> **Short task**
In the material below, repeat only the lines from the one that holds "Type out the text in this image." through the final line, exactly as they stand.

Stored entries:

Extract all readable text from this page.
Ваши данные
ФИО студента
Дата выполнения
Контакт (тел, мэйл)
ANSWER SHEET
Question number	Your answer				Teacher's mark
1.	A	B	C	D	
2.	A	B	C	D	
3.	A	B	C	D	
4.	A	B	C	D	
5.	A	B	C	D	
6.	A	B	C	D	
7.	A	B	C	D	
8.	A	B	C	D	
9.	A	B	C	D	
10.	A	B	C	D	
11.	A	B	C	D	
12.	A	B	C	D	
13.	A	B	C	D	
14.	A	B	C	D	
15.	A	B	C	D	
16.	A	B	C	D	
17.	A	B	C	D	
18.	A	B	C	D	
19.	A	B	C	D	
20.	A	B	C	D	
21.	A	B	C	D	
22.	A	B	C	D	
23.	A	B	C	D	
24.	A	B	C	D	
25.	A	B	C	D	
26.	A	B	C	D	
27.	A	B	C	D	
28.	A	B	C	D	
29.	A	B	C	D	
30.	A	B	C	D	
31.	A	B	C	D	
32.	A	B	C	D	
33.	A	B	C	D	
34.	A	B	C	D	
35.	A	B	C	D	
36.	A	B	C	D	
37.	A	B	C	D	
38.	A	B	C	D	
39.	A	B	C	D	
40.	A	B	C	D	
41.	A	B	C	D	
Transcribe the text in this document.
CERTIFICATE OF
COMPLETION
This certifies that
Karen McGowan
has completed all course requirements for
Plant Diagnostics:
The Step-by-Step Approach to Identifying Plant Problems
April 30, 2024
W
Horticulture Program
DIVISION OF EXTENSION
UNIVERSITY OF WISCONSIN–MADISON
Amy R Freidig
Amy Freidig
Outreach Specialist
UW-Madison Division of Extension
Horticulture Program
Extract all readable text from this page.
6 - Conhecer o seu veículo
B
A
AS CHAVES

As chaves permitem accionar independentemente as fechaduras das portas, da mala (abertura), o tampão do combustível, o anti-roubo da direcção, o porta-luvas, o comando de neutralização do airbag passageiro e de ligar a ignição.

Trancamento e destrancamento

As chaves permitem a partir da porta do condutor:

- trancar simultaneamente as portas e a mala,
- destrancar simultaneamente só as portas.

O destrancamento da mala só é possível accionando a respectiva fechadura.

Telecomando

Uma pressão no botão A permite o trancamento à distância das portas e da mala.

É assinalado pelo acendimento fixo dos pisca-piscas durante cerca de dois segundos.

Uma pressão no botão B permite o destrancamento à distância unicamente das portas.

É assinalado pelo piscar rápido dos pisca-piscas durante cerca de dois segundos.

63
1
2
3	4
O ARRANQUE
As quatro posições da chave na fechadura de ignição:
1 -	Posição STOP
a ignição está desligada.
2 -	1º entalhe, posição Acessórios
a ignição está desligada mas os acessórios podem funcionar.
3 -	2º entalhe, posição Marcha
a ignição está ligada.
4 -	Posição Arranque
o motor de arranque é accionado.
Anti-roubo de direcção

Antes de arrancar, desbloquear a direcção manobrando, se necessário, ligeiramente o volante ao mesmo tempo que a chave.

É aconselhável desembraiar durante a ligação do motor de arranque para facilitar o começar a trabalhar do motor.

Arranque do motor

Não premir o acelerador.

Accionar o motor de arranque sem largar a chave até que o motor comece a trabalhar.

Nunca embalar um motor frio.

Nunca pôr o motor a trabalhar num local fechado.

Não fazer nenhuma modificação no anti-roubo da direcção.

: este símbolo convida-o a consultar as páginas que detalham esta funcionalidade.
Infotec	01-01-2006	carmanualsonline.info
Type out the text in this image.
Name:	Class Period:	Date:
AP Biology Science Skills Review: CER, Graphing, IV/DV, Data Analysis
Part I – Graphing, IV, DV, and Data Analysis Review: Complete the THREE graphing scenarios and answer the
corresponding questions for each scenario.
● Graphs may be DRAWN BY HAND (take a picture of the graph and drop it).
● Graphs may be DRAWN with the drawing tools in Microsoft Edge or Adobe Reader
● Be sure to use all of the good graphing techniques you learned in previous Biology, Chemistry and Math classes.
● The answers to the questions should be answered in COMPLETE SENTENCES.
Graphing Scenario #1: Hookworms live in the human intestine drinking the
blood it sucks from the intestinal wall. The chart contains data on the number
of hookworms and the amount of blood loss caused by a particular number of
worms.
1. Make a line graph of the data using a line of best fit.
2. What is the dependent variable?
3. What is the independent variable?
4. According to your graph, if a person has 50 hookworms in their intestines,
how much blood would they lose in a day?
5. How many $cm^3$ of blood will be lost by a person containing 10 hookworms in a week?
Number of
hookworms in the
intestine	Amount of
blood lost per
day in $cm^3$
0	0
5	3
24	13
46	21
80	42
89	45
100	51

> **Reply**
Type out the text in this image.
Name:	Class Period:	Date:
AP Biology Science Skills Review: CER, Graphing, IV/DV, Data Analysis
Part I – Graphing, IV, DV, and Data Analysis Review: Complete the THREE graphing scenarios and answer the
corresponding questions for each scenario.
● Graphs may be DRAWN BY HAND (take a picture of the graph and drop it).
● Graphs may be DRAWN with the drawing tools in Microsoft Edge or Adobe Reader
● Be sure to use all of the good graphing techniques you learned in previous Biology, Chemistry and Math classes.
● The answers to the questions should be answered in COMPLETE SENTENCES.
Graphing Scenario #1: Hookworms live in the human intestine drinking the
blood it sucks from the intestinal wall. The chart contains data on the number
of hookworms and the amount of blood loss caused by a particular number of
worms.
1. Make a line graph of the data using a line of best fit.
2. What is the dependent variable?
3. What is the independent variable?
4. According to your graph, if a person has 50 hookworms in their intestines,
how much blood would they lose in a day?
5. How many $cm^3$ of blood will be lost by a person containing 10 hookworms in a week?
Number of
hookworms in the
intestine	Amount of
blood lost per
day in $cm^3$
0	0
5	3
24	13
46	21
80	42
89	45
100	51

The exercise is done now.